Exercise requirements: Pull out every line containing the string "controls".

Dataset:
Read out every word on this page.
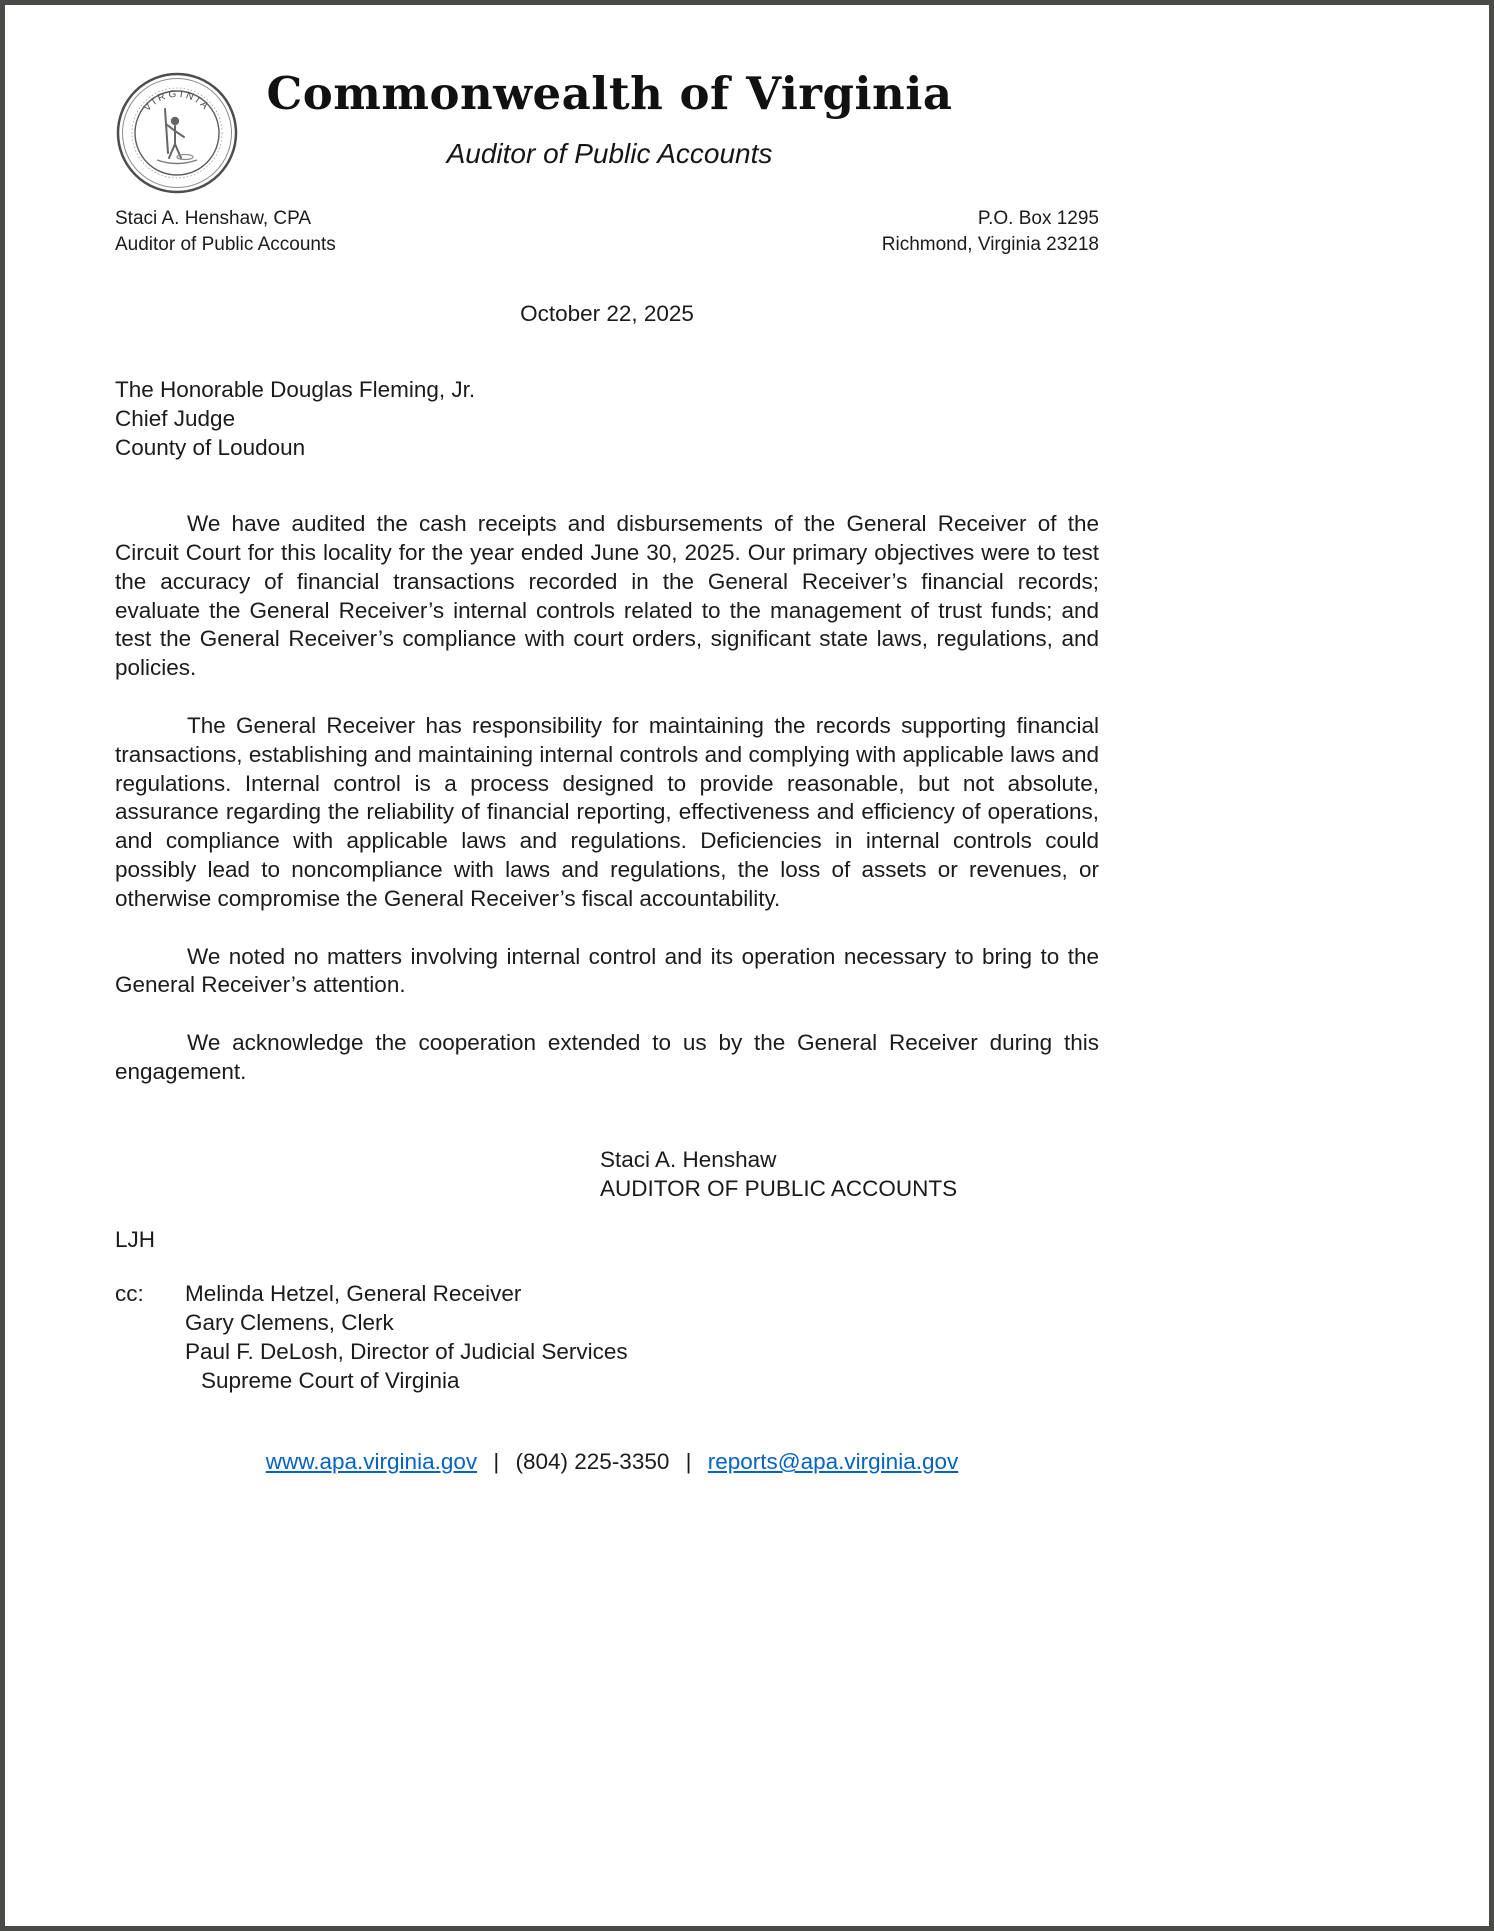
VIRGINIA	Commonwealth of Virginia
Auditor of Public Accounts
Staci A. Henshaw, CPA
Auditor of Public Accounts
P.O. Box 1295
Richmond, Virginia 23218
October 22, 2025
The Honorable Douglas Fleming, Jr.
Chief Judge
County of Loudoun

We have audited the cash receipts and disbursements of the General Receiver of the Circuit Court for this locality for the year ended June 30, 2025. Our primary objectives were to test the accuracy of financial transactions recorded in the General Receiver’s financial records; evaluate the General Receiver’s internal controls related to the management of trust funds; and test the General Receiver’s compliance with court orders, significant state laws, regulations, and policies.

The General Receiver has responsibility for maintaining the records supporting financial transactions, establishing and maintaining internal controls and complying with applicable laws and regulations. Internal control is a process designed to provide reasonable, but not absolute, assurance regarding the reliability of financial reporting, effectiveness and efficiency of operations, and compliance with applicable laws and regulations. Deficiencies in internal controls could possibly lead to noncompliance with laws and regulations, the loss of assets or revenues, or otherwise compromise the General Receiver’s fiscal accountability.

We noted no matters involving internal control and its operation necessary to bring to the General Receiver’s attention.

We acknowledge the cooperation extended to us by the General Receiver during this engagement.

Staci A. Henshaw
AUDITOR OF PUBLIC ACCOUNTS
LJH
cc:	Melinda Hetzel, General Receiver
Gary Clemens, Clerk
Paul F. DeLosh, Director of Judicial Services
Supreme Court of Virginia
www.apa.virginia.gov | (804) 225-3350 | reports@apa.virginia.gov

Solution:
We have audited the cash receipts and disbursements of the General Receiver of the Circuit Court for this locality for the year ended June 30, 2025. Our primary objectives were to test the accuracy of financial transactions recorded in the General Receiver’s financial records; evaluate the General Receiver’s internal controls related to the management of trust funds; and test the General Receiver’s compliance with court orders, significant state laws, regulations, and policies.
The General Receiver has responsibility for maintaining the records supporting financial transactions, establishing and maintaining internal controls and complying with applicable laws and regulations. Internal control is a process designed to provide reasonable, but not absolute, assurance regarding the reliability of financial reporting, effectiveness and efficiency of operations, and compliance with applicable laws and regulations. Deficiencies in internal controls could possibly lead to noncompliance with laws and regulations, the loss of assets or revenues, or otherwise compromise the General Receiver’s fiscal accountability.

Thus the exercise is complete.